Exercise brief: For each line below that includes the word "Output", make a copy.

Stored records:
□ □ □

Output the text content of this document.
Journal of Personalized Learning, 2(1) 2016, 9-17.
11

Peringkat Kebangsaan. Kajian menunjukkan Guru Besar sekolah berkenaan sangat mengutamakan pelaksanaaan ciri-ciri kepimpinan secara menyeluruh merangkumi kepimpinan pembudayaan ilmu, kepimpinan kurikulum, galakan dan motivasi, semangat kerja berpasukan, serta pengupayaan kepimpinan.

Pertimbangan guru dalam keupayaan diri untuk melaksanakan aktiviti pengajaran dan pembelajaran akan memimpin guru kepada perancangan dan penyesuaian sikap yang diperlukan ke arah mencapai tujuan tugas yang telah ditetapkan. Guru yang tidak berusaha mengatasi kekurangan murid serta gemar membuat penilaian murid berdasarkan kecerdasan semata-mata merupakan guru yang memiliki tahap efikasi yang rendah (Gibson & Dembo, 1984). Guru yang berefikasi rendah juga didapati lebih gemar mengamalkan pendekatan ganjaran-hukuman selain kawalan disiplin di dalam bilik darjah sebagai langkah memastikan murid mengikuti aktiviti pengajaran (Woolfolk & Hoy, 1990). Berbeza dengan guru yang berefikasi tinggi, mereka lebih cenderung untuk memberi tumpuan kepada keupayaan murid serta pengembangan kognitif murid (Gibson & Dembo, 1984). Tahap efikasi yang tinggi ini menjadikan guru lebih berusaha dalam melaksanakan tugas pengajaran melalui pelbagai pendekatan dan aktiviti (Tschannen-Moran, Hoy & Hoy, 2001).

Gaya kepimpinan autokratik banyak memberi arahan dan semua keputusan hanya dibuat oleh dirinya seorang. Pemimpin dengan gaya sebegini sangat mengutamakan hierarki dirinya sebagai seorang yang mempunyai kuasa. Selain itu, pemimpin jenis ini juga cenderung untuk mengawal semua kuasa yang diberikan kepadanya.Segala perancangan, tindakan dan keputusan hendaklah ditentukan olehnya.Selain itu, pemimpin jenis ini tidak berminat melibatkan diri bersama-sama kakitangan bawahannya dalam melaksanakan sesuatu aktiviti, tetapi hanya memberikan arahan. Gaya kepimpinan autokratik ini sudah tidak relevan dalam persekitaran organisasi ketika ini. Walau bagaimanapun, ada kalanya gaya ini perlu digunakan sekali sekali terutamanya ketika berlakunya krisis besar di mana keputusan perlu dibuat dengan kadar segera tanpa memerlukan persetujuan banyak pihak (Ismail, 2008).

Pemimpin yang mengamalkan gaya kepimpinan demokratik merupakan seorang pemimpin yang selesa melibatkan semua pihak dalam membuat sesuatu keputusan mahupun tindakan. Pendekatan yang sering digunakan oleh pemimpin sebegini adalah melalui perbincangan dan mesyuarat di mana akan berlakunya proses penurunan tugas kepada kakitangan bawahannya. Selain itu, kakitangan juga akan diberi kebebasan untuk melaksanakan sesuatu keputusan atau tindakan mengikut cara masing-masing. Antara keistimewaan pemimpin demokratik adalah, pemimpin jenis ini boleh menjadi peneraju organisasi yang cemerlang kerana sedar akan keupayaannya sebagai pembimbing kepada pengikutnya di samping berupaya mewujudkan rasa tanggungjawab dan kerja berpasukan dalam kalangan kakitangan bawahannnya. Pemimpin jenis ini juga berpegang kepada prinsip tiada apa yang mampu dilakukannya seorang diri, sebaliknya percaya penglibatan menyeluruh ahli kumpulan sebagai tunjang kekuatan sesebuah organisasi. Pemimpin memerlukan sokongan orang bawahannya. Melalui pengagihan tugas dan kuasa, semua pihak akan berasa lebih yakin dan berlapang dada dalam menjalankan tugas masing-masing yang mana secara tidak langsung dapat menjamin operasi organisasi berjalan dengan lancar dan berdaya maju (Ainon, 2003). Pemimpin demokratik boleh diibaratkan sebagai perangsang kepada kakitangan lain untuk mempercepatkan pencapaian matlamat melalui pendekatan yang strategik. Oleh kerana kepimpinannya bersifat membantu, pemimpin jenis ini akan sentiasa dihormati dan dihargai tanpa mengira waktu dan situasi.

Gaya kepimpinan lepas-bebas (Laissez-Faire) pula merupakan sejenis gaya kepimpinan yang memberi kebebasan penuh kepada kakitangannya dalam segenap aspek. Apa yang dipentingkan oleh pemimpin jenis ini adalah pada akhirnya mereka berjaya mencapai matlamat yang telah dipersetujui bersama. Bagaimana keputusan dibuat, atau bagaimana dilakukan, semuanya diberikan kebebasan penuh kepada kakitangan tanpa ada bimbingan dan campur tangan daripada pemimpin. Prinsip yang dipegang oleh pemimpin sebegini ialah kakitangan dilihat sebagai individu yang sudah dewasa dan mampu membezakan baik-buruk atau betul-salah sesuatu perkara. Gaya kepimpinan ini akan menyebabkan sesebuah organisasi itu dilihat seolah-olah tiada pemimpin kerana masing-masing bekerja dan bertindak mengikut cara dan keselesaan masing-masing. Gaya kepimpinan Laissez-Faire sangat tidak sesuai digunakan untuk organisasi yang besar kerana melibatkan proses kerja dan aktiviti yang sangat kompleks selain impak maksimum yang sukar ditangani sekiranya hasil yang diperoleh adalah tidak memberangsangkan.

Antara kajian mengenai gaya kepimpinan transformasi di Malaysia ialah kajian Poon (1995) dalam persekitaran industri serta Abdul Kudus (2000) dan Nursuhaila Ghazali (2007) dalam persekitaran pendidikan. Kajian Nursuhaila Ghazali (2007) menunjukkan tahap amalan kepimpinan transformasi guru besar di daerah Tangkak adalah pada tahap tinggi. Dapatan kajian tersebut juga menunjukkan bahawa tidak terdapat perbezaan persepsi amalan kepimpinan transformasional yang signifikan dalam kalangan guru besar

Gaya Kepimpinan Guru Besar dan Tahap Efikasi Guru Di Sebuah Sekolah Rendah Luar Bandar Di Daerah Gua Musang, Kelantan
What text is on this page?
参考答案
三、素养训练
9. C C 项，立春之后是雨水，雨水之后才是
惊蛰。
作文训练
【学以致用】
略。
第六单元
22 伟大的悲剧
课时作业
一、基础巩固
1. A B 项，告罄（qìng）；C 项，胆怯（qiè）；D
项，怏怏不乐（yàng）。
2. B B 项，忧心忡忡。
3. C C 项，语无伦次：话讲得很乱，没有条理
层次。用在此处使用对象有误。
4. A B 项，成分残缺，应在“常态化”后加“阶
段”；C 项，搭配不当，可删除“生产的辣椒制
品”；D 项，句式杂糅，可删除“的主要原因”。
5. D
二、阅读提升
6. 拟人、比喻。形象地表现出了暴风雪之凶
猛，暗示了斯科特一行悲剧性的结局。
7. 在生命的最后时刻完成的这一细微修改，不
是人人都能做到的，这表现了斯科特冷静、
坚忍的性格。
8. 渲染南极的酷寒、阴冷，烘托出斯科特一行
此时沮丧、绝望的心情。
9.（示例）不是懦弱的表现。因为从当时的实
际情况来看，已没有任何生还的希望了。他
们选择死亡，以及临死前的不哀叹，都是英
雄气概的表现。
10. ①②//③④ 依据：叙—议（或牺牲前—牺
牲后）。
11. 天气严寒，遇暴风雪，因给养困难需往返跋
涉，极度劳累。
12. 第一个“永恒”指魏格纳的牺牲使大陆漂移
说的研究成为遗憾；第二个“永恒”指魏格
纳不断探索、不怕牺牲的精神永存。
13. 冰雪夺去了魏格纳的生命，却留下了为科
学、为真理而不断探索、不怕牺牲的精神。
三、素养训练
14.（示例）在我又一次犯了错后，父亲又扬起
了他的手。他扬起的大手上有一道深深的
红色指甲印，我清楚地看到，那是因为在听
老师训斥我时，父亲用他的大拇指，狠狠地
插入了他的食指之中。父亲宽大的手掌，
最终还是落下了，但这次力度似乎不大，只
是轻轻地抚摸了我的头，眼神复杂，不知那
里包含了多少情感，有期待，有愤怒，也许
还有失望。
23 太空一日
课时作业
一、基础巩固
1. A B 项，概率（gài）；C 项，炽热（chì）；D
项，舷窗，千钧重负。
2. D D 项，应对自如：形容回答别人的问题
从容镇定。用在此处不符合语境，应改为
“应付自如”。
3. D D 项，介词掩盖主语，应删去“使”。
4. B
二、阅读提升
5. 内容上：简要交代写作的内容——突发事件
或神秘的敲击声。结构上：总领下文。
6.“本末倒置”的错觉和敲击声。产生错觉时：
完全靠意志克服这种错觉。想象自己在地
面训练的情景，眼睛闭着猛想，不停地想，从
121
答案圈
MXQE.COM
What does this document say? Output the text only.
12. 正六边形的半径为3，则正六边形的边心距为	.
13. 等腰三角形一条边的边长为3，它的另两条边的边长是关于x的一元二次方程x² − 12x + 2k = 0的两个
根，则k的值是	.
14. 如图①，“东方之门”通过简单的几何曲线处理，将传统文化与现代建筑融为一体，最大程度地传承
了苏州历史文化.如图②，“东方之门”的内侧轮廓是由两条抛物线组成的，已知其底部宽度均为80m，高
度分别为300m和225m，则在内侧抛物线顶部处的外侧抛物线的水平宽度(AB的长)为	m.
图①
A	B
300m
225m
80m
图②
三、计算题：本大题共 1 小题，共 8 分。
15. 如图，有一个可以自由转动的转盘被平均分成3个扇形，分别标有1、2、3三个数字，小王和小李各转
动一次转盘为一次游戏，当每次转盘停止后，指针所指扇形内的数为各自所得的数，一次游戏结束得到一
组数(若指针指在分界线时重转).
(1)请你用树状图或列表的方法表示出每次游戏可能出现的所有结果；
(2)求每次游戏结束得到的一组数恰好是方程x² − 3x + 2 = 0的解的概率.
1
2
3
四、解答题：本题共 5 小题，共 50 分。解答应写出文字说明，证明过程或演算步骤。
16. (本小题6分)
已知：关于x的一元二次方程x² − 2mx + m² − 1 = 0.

□ □ □

The response:
Output the text content of this document.
What does this document say? Output the text only.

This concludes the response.